DO THIS - Pull out every line containing the string "Familie".

Data entries -
..............................

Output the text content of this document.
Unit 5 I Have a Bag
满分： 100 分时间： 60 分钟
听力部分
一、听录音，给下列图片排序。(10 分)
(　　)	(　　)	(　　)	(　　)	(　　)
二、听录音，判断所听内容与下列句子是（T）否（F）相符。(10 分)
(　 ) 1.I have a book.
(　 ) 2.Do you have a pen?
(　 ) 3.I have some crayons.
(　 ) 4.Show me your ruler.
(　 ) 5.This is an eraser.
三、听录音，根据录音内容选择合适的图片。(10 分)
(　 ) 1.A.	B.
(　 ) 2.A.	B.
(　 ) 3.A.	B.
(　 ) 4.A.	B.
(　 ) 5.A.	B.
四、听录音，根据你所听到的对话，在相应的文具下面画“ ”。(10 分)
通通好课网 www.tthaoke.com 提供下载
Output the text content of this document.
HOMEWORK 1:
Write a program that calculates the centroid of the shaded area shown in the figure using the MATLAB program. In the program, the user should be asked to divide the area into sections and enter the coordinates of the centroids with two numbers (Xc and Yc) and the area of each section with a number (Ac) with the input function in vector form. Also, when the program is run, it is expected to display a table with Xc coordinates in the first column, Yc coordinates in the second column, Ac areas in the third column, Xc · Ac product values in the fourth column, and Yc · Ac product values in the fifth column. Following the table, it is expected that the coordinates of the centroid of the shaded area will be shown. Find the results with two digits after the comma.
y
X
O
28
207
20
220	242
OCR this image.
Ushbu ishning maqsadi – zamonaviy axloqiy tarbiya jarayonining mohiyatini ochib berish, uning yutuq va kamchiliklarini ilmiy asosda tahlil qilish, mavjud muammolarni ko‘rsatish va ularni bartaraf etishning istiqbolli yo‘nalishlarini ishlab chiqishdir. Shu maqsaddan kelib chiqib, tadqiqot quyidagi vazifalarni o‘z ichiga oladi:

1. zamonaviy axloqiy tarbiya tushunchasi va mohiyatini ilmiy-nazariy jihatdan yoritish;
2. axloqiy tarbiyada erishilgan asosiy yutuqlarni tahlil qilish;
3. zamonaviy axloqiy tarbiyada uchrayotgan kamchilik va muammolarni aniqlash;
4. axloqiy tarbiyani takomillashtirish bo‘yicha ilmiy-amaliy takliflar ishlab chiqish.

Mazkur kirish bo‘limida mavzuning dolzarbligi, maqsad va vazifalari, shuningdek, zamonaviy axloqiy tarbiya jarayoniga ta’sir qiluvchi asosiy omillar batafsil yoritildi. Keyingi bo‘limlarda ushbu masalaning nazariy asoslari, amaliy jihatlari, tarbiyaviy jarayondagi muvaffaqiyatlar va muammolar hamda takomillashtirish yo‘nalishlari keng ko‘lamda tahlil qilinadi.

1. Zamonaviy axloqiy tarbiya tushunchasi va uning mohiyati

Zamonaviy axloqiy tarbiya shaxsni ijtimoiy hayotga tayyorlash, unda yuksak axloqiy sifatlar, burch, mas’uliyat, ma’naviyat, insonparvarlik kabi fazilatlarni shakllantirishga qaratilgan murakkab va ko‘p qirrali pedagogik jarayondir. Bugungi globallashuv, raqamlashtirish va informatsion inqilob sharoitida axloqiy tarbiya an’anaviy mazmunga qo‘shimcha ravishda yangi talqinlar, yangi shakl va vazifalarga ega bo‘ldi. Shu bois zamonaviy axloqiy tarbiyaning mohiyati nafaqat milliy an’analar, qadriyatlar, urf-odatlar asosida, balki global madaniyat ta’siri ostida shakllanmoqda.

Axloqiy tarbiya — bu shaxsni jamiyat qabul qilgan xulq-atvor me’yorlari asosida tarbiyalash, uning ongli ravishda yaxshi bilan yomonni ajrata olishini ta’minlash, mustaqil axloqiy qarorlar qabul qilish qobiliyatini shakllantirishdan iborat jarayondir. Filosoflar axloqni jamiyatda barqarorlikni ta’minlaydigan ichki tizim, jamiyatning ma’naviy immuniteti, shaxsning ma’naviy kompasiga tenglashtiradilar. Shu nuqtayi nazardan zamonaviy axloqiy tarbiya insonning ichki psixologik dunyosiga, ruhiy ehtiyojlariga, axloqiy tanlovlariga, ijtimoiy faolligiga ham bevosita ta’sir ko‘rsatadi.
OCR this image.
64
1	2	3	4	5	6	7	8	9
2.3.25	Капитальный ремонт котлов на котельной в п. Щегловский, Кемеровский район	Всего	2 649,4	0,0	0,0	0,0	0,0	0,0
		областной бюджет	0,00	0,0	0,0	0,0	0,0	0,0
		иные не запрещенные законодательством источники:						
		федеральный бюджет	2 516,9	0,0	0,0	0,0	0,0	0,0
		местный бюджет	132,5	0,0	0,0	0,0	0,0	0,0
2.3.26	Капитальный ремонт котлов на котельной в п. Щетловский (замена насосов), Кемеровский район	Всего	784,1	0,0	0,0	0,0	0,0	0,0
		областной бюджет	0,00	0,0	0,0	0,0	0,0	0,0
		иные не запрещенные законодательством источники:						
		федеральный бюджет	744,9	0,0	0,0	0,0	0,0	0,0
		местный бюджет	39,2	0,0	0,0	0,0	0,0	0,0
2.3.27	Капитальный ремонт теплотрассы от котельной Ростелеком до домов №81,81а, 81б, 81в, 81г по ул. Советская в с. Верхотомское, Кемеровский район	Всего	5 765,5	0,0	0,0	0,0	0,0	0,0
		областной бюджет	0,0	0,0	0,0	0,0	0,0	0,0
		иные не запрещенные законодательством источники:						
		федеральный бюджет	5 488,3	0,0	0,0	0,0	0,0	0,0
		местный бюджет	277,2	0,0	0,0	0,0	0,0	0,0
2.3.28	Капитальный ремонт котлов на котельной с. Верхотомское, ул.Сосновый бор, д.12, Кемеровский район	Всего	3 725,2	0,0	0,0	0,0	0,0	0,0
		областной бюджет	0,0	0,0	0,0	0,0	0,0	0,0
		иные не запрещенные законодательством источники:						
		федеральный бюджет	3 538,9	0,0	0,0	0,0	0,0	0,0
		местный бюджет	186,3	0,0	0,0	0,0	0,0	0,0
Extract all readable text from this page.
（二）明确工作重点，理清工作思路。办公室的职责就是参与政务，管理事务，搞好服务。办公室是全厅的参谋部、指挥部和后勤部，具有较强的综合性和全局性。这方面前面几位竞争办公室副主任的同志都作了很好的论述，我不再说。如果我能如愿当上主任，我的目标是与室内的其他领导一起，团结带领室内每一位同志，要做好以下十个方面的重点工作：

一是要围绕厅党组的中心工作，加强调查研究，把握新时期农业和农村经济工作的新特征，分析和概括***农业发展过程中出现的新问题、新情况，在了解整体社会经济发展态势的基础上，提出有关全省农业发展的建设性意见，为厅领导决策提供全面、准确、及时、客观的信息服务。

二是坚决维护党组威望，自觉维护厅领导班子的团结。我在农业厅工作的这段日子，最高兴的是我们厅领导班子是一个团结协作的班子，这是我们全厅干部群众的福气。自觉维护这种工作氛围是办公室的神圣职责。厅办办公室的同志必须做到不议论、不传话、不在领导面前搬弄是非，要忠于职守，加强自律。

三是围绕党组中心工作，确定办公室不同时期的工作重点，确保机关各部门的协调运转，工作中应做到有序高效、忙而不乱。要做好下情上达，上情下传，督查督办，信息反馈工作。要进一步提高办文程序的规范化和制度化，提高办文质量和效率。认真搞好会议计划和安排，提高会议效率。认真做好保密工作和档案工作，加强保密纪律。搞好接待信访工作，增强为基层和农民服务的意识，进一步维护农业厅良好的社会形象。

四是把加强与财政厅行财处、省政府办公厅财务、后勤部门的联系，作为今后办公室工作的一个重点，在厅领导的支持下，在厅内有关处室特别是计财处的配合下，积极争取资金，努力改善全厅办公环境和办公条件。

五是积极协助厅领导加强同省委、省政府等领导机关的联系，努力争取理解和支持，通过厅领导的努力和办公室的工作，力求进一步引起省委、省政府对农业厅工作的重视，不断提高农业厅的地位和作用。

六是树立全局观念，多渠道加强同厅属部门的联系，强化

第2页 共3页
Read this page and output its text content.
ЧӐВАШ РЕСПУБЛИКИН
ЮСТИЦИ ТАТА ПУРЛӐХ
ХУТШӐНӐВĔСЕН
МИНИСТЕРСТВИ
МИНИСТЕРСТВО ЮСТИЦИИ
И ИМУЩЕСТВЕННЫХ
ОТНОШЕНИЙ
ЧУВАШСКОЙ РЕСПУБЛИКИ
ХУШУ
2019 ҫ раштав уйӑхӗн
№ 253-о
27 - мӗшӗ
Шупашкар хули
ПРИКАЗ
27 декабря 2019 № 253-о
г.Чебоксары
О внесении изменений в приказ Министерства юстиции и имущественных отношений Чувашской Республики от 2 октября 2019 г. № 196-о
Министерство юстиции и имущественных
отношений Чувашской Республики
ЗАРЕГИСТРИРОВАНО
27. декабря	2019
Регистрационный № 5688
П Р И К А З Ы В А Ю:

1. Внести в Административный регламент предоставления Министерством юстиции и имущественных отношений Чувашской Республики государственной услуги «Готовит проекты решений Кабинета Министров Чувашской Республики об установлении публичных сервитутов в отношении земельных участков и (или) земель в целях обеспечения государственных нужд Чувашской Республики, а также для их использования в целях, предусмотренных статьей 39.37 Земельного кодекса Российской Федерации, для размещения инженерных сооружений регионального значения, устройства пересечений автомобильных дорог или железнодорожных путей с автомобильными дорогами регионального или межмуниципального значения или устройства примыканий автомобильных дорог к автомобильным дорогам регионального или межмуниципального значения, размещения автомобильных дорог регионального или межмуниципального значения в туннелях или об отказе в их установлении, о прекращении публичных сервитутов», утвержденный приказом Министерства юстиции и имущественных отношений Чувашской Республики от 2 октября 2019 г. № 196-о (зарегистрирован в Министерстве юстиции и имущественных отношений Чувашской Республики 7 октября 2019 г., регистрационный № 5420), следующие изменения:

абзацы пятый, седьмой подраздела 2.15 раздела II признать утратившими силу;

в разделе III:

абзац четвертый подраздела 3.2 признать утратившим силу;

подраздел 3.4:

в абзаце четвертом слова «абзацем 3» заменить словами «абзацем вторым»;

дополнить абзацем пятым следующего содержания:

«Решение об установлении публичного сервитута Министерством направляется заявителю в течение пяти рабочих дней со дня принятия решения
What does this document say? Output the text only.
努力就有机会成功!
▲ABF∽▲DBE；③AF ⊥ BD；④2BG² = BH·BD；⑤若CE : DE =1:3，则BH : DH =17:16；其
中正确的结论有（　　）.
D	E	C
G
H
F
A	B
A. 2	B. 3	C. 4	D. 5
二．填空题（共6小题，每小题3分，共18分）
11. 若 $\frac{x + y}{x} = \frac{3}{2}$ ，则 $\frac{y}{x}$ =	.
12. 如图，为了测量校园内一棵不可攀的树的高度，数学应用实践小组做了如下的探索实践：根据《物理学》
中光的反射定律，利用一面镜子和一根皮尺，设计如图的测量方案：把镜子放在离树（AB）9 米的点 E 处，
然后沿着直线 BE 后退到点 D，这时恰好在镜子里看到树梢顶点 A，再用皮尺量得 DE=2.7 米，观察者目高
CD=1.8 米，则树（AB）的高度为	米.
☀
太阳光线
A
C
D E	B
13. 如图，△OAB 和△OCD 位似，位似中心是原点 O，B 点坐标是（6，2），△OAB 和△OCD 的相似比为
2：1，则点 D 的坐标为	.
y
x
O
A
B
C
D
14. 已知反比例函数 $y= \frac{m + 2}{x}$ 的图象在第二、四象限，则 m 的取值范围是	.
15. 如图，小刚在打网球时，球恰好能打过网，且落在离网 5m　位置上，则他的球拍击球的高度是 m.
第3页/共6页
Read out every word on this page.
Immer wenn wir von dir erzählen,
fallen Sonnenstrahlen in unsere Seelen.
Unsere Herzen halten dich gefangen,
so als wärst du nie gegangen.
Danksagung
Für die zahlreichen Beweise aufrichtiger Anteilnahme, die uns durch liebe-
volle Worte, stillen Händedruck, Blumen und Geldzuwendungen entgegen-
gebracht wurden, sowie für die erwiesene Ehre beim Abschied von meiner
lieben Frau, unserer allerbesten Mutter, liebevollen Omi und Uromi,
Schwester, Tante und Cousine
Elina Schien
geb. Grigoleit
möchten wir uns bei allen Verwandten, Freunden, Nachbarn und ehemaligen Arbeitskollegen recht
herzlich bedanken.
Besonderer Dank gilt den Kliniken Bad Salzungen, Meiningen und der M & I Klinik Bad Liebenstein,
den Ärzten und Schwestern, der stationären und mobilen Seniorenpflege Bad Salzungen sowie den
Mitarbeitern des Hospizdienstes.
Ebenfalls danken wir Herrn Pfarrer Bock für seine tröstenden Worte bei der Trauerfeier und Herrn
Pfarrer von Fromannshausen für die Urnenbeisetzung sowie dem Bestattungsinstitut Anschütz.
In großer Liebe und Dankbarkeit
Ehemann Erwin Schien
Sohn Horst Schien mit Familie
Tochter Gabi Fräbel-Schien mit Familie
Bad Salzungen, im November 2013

..............................

FINISHED TASK -
Sohn Horst Schien mit Familie
Tochter Gabi Fräbel-Schien mit Familie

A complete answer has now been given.